YOUR OBJECTIVE: Make an exact copy of the lines, leaving the pictures out.

──────── TASK INPUTS ────────

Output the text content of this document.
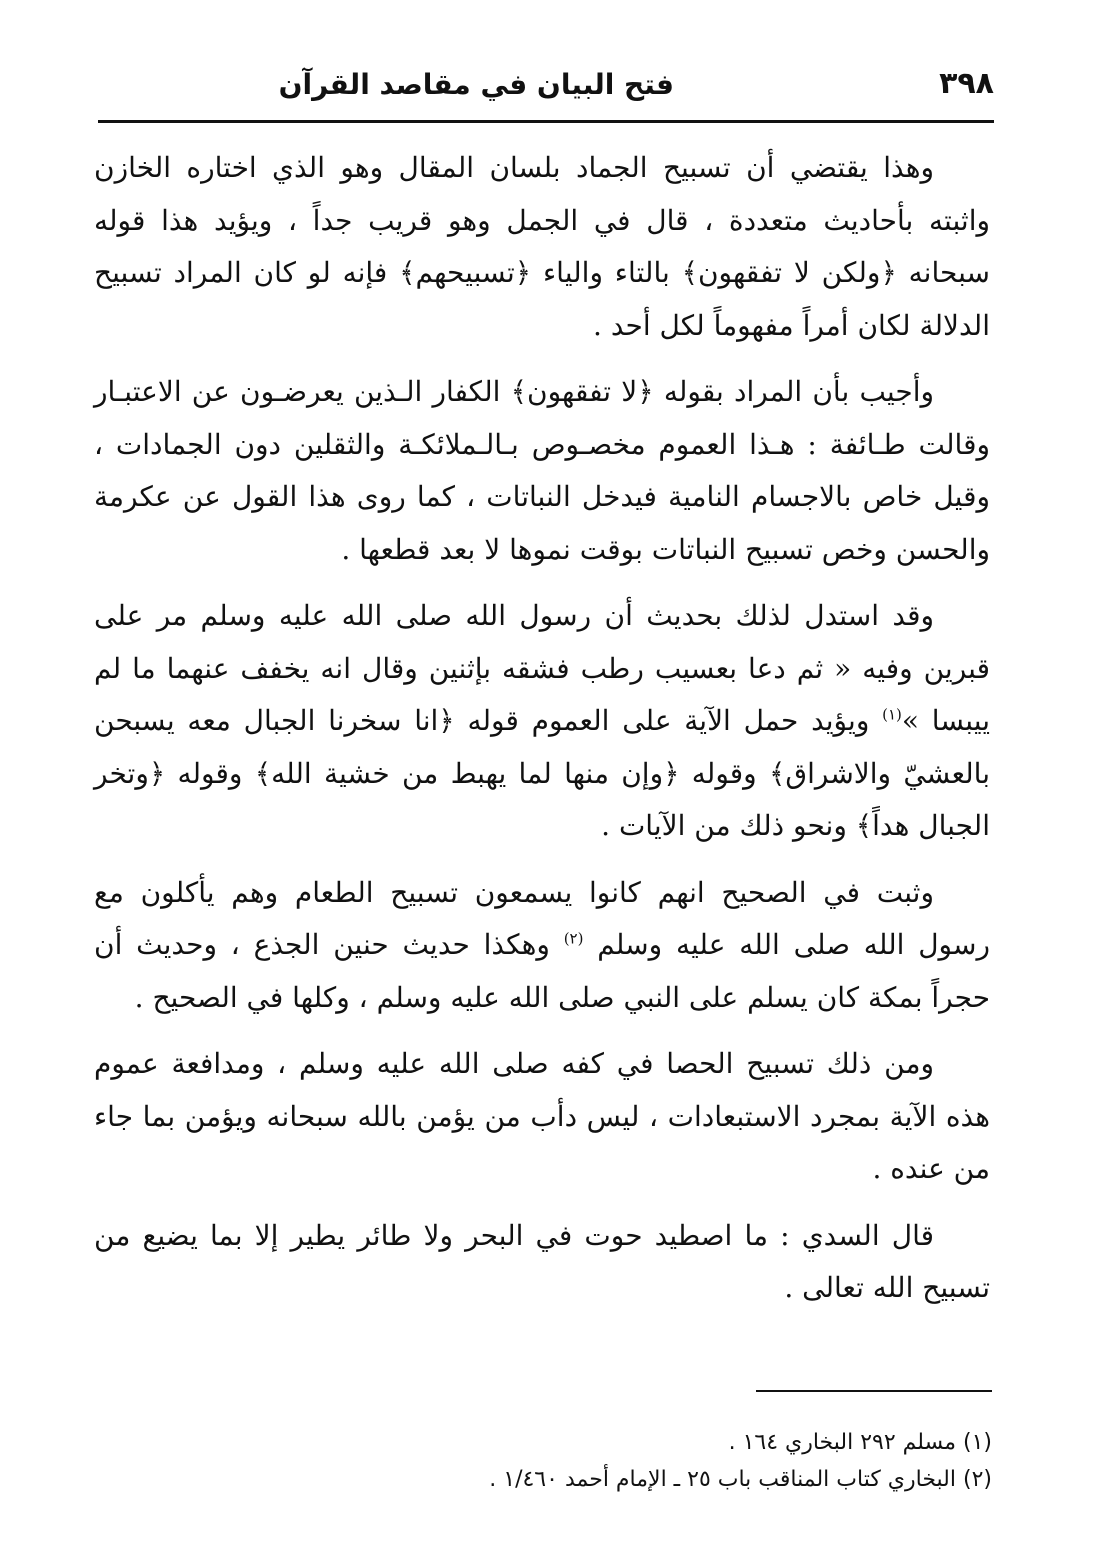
٣٩٨
فتح البيان في مقاصد القرآن

وهذا يقتضي أن تسبيح الجماد بلسان المقال وهو الذي اختاره الخازن واثبته بأحاديث متعددة ، قال في الجمل وهو قريب جداً ، ويؤيد هذا قوله سبحانه ﴿ولكن لا تفقهون﴾ بالتاء والياء ﴿تسبيحهم﴾ فإنه لو كان المراد تسبيح الدلالة لكان أمراً مفهوماً لكل أحد .

وأجيب بأن المراد بقوله ﴿لا تفقهون﴾ الكفار الـذين يعرضـون عن الاعتبـار وقالت طـائفة : هـذا العموم مخصـوص بـالـملائكـة والثقلين دون الجمادات ، وقيل خاص بالاجسام النامية فيدخل النباتات ، كما روى هذا القول عن عكرمة والحسن وخص تسبيح النباتات بوقت نموها لا بعد قطعها .

وقد استدل لذلك بحديث أن رسول الله صلى الله عليه وسلم مر على قبرين وفيه « ثم دعا بعسيب رطب فشقه بإثنين وقال انه يخفف عنهما ما لم ييبسا »$^{(١)}$ ويؤيد حمل الآية على العموم قوله ﴿انا سخرنا الجبال معه يسبحن بالعشيّ والاشراق﴾ وقوله ﴿وإن منها لما يهبط من خشية الله﴾ وقوله ﴿وتخر الجبال هداً﴾ ونحو ذلك من الآيات .

وثبت في الصحيح انهم كانوا يسمعون تسبيح الطعام وهم يأكلون مع رسول الله صلى الله عليه وسلم $^{(٢)}$ وهكذا حديث حنين الجذع ، وحديث أن حجراً بمكة كان يسلم على النبي صلى الله عليه وسلم ، وكلها في الصحيح .

ومن ذلك تسبيح الحصا في كفه صلى الله عليه وسلم ، ومدافعة عموم هذه الآية بمجرد الاستبعادات ، ليس دأب من يؤمن بالله سبحانه ويؤمن بما جاء من عنده .

قال السدي : ما اصطيد حوت في البحر ولا طائر يطير إلا بما يضيع من تسبيح الله تعالى .

(١) مسلم ٢٩٢ البخاري ١٦٤ .
(٢) البخاري كتاب المناقب باب ٢٥ ـ الإمام أحمد ١/٤٦٠ .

────────

WRITTEN RESPONSE:
Output the text content of this document.
٣٩٨
فتح البيان في مقاصد القرآن

وهذا يقتضي أن تسبيح الجماد بلسان المقال وهو الذي اختاره الخازن واثبته بأحاديث متعددة ، قال في الجمل وهو قريب جداً ، ويؤيد هذا قوله سبحانه ﴿ولكن لا تفقهون﴾ بالتاء والياء ﴿تسبيحهم﴾ فإنه لو كان المراد تسبيح الدلالة لكان أمراً مفهوماً لكل أحد .

وأجيب بأن المراد بقوله ﴿لا تفقهون﴾ الكفار الـذين يعرضـون عن الاعتبـار وقالت طـائفة : هـذا العموم مخصـوص بـالـملائكـة والثقلين دون الجمادات ، وقيل خاص بالاجسام النامية فيدخل النباتات ، كما روى هذا القول عن عكرمة والحسن وخص تسبيح النباتات بوقت نموها لا بعد قطعها .

وقد استدل لذلك بحديث أن رسول الله صلى الله عليه وسلم مر على قبرين وفيه « ثم دعا بعسيب رطب فشقه بإثنين وقال انه يخفف عنهما ما لم ييبسا »$^{(١)}$ ويؤيد حمل الآية على العموم قوله ﴿انا سخرنا الجبال معه يسبحن بالعشيّ والاشراق﴾ وقوله ﴿وإن منها لما يهبط من خشية الله﴾ وقوله ﴿وتخر الجبال هداً﴾ ونحو ذلك من الآيات .

وثبت في الصحيح انهم كانوا يسمعون تسبيح الطعام وهم يأكلون مع رسول الله صلى الله عليه وسلم $^{(٢)}$ وهكذا حديث حنين الجذع ، وحديث أن حجراً بمكة كان يسلم على النبي صلى الله عليه وسلم ، وكلها في الصحيح .

ومن ذلك تسبيح الحصا في كفه صلى الله عليه وسلم ، ومدافعة عموم هذه الآية بمجرد الاستبعادات ، ليس دأب من يؤمن بالله سبحانه ويؤمن بما جاء من عنده .

قال السدي : ما اصطيد حوت في البحر ولا طائر يطير إلا بما يضيع من تسبيح الله تعالى .

(١) مسلم ٢٩٢ البخاري ١٦٤ .
(٢) البخاري كتاب المناقب باب ٢٥ ـ الإمام أحمد ١/٤٦٠ .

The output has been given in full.